- Seleção -

Para governos, uso de drones projeta ideia de que guerras terão ‘custo grátis’, diz historiador

rone MQ-1 Predator (USAF)

Max Hastings diz que redução do número de mortes de soldados estimula entrada em conflitos

Afegão olha para os destroços de carros e casas que restaram após um drone americano bombardear uma vila no Afeganistão – Hoshang Hashimi – 18.set.21/AFP

Rafael Balago
WASHINGTON

A imagem de caixões com soldados voltando mortos do exterior faz com que muitos americanos não queiram que os EUA disputem novas guerras. Mas o avanço do uso de drones reduz o risco de cenas assim, o que pode estimular mais conflitos no futuro avalia o historiador britânico Max Hastings.
Como jornalista, ele cobriu a Guerra do Vietnã em campo e escreveu mais de 20 livros sobre conflitos militares. Ele lança no Brasil neste mês “Vietnã – Uma Tragédia Épica”, relato de 848 páginas sobre a história do conflito que ficou marcado como a pior derrota militar americana no século 20.

- Informações registradas -
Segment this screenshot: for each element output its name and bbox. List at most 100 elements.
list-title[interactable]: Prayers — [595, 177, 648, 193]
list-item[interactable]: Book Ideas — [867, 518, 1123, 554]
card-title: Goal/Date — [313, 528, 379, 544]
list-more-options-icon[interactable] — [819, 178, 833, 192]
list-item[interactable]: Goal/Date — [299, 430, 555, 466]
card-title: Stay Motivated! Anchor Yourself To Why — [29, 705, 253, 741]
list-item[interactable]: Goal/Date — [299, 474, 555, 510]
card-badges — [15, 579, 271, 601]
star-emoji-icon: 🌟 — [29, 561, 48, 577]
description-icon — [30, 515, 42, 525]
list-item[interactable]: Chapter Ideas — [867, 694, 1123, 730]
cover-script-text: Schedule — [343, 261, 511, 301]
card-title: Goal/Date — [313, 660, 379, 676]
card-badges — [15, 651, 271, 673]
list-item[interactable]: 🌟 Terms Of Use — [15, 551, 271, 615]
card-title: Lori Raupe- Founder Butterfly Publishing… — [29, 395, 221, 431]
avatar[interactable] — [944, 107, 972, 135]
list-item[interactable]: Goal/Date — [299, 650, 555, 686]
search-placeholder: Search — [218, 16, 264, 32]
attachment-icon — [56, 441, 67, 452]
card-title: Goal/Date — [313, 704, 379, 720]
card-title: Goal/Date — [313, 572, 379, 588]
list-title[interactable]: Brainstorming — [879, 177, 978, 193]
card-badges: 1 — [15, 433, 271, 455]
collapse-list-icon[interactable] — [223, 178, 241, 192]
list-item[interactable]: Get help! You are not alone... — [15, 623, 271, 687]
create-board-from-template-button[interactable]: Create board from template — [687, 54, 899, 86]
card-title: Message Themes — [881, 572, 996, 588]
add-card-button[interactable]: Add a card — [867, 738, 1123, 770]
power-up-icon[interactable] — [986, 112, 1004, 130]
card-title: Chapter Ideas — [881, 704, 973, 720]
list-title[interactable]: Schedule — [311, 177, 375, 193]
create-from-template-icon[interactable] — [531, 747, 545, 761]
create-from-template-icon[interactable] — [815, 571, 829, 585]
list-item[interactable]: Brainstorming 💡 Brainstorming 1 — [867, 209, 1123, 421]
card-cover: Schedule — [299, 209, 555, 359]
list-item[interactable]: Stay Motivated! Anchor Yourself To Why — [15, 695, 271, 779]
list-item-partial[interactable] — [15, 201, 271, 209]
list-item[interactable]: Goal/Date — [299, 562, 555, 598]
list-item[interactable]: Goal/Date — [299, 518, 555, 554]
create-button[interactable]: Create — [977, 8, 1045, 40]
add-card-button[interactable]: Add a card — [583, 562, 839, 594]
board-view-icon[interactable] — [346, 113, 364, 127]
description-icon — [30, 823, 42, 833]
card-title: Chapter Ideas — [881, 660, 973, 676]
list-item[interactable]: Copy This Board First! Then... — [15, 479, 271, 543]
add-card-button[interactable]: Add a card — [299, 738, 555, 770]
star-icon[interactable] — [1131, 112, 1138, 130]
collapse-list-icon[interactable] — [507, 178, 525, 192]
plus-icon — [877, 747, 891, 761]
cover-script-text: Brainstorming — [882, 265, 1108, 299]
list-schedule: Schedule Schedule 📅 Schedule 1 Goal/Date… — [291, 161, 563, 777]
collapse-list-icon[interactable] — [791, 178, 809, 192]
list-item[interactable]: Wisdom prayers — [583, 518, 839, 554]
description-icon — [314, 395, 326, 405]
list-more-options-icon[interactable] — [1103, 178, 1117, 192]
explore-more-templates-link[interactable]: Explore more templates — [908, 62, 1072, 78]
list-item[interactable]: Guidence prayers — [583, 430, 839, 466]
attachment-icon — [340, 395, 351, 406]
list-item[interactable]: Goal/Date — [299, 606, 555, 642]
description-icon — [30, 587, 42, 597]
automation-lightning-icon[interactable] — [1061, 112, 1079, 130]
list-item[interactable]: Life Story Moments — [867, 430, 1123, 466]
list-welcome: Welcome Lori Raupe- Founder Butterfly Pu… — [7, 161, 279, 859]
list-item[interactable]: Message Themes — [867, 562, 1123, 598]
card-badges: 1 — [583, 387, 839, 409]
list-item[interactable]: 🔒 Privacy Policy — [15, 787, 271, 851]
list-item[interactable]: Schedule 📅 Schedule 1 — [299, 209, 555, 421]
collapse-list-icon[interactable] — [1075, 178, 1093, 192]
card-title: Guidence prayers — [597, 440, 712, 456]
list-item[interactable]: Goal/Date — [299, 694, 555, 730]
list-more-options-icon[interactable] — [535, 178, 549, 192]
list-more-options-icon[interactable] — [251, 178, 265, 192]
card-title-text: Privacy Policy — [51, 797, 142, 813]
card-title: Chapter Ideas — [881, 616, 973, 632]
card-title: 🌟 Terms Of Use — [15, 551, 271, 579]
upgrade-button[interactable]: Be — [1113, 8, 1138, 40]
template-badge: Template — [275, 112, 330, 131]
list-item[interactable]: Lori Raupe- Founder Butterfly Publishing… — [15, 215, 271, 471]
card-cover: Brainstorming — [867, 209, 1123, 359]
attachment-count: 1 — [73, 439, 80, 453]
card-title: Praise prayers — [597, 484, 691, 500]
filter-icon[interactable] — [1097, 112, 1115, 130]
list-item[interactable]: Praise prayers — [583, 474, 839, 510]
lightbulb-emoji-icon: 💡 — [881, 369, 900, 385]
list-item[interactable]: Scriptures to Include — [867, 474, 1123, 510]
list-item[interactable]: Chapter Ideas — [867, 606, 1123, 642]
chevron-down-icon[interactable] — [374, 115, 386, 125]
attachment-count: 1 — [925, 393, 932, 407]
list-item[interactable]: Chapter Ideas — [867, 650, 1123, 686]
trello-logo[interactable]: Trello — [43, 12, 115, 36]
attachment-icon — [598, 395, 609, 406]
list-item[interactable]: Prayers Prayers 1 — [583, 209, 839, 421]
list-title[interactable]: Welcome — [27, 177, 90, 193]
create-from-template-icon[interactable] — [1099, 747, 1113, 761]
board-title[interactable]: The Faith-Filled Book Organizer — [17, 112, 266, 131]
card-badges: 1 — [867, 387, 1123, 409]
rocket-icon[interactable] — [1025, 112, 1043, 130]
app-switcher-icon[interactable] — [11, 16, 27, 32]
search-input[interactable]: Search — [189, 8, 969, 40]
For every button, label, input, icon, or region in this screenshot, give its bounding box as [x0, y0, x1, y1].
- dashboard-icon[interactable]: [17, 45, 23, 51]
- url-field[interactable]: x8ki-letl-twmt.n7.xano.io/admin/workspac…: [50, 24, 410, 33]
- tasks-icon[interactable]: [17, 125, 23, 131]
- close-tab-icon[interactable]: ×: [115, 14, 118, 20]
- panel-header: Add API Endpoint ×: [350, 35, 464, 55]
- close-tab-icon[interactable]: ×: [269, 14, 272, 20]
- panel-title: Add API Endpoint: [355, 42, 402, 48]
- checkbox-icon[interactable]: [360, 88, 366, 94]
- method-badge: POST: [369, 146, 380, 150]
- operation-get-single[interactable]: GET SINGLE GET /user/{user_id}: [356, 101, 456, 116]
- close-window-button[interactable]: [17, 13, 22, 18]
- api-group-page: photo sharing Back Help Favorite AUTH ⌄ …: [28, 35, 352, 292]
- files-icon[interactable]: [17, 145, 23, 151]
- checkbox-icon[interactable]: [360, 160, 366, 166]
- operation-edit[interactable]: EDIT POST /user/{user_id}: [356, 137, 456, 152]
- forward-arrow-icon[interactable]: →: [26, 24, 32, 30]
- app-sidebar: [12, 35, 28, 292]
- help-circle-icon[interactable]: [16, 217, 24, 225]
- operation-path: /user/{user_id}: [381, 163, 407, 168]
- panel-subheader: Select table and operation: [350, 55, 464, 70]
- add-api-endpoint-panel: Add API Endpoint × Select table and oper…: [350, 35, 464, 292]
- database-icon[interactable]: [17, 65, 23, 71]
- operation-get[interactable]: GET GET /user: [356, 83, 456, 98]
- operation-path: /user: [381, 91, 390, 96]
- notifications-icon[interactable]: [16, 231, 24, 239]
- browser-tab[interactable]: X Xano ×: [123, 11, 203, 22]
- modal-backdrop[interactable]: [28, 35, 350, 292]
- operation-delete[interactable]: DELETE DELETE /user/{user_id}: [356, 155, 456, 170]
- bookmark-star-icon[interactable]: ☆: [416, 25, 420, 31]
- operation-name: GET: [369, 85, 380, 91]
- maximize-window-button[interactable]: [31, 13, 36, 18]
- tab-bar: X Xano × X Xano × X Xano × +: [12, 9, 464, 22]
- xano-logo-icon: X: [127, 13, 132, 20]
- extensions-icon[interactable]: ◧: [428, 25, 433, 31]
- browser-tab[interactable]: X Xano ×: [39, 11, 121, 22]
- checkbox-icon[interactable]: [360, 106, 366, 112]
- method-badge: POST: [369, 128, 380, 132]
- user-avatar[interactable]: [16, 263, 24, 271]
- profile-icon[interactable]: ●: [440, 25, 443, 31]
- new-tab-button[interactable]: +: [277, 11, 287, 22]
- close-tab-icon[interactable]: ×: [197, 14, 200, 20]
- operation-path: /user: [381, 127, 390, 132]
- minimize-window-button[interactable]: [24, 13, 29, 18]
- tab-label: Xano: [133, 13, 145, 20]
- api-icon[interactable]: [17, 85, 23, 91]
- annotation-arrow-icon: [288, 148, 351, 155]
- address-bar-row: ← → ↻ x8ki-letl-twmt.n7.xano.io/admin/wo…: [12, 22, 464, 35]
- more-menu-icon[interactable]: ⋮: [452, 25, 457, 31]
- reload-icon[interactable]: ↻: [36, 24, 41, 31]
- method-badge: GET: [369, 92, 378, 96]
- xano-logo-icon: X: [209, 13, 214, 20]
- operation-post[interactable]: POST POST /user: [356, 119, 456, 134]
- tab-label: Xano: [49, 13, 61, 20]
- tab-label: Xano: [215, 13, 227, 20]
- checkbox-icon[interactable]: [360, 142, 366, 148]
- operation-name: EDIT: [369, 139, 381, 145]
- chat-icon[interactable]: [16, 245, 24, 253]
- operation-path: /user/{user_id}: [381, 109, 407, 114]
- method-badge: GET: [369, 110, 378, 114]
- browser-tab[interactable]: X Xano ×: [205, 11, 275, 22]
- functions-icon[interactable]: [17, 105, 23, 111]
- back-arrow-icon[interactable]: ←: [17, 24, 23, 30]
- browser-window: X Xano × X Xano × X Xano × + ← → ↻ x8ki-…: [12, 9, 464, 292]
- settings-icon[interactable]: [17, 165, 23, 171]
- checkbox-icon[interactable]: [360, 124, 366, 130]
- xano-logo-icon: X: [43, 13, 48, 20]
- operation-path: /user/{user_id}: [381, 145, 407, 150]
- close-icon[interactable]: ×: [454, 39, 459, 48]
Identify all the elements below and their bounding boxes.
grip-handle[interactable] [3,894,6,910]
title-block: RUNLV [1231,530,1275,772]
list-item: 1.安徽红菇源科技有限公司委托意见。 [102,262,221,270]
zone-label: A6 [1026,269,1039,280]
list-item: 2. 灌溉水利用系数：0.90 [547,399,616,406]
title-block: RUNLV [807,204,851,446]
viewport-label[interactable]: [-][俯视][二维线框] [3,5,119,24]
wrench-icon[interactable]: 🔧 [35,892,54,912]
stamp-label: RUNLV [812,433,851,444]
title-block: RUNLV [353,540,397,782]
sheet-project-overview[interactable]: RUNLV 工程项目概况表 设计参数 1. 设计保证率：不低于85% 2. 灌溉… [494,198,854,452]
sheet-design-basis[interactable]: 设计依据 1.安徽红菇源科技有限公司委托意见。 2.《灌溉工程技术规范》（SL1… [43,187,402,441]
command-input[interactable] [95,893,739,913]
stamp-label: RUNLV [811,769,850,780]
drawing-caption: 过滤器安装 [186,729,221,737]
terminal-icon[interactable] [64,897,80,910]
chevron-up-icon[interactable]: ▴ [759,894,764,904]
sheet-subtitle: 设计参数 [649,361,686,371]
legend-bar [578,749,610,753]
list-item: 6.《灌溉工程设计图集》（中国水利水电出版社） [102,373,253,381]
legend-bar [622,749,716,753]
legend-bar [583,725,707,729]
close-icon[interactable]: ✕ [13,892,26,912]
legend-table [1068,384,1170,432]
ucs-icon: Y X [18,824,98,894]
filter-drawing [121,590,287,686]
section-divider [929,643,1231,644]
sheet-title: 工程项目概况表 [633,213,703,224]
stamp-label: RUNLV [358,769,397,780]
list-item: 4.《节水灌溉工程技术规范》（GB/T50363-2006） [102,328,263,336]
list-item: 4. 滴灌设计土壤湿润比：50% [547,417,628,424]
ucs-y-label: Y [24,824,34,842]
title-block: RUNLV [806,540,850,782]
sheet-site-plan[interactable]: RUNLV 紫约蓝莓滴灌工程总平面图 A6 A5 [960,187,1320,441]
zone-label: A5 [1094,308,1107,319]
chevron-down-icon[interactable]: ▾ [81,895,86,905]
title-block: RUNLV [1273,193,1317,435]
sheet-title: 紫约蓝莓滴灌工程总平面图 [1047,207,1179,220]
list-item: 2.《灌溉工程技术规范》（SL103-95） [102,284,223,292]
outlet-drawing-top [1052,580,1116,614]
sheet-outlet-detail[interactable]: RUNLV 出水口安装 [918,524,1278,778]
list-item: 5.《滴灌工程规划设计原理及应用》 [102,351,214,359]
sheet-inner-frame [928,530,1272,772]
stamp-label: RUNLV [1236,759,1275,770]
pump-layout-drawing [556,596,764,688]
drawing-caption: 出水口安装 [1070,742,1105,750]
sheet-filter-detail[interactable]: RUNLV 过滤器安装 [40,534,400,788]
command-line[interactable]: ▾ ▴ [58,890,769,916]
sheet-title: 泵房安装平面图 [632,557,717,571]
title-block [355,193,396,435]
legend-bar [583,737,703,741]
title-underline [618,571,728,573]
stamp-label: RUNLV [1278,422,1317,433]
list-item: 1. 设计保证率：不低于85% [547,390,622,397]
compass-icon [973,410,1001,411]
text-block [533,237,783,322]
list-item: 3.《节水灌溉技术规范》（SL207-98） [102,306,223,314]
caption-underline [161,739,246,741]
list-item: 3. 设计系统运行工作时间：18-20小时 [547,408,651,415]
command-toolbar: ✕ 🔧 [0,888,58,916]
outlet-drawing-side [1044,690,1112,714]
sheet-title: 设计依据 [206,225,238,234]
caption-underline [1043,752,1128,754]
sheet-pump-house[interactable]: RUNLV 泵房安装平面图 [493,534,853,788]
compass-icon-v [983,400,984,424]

- Desafios -
1: Informe, com base na reportagem sobre drones e guerras, quantas páginas tem o livro "Vietnã – Uma Tragédia Épica".
2: Dê sequência à reportagem sobre drones e guerras a partir do ponto em que ela para.

- Respostas do exercício -
1: O livro tem 848 páginas.

2:
Ao fim da Segunda Guerra, o Vietnã era uma colônia da França. Revolucionários comunistas conseguiram expulsar os franceses e, em 1954, foram criados dois países. Porém, logo surgiu um conflito entre o Vietnã do Norte, apoiado pela União Soviética, e o do Sul, alinhado aos EUA. Os americanos passaram anos fornecendo armas até decidirem entrar no conflito de vez, em 1965. Mesmo com o envio de milhares de soldados e novos tipos de bombas, os Estados Unidos perderam para os guerrilheiros.
Hastings, 75, diz que buscou fazer um retrato mais equilibrado do conflito e lembra que se trata muito mais de uma tragédia vietnamita do que americana. “Quarenta vietnamitas foram mortos para cada baixa americana. Essa abordagem se repete com Afeganistão e Iraque. Você vê artigos sem fim nos jornais sobre quantos americanos foram mortos, mas não vê com frequência quantos afegãos e iraquianos morreram. Uma coisa que historiadores podem fazer é buscar uma abordagem menos nacionalista”, diz.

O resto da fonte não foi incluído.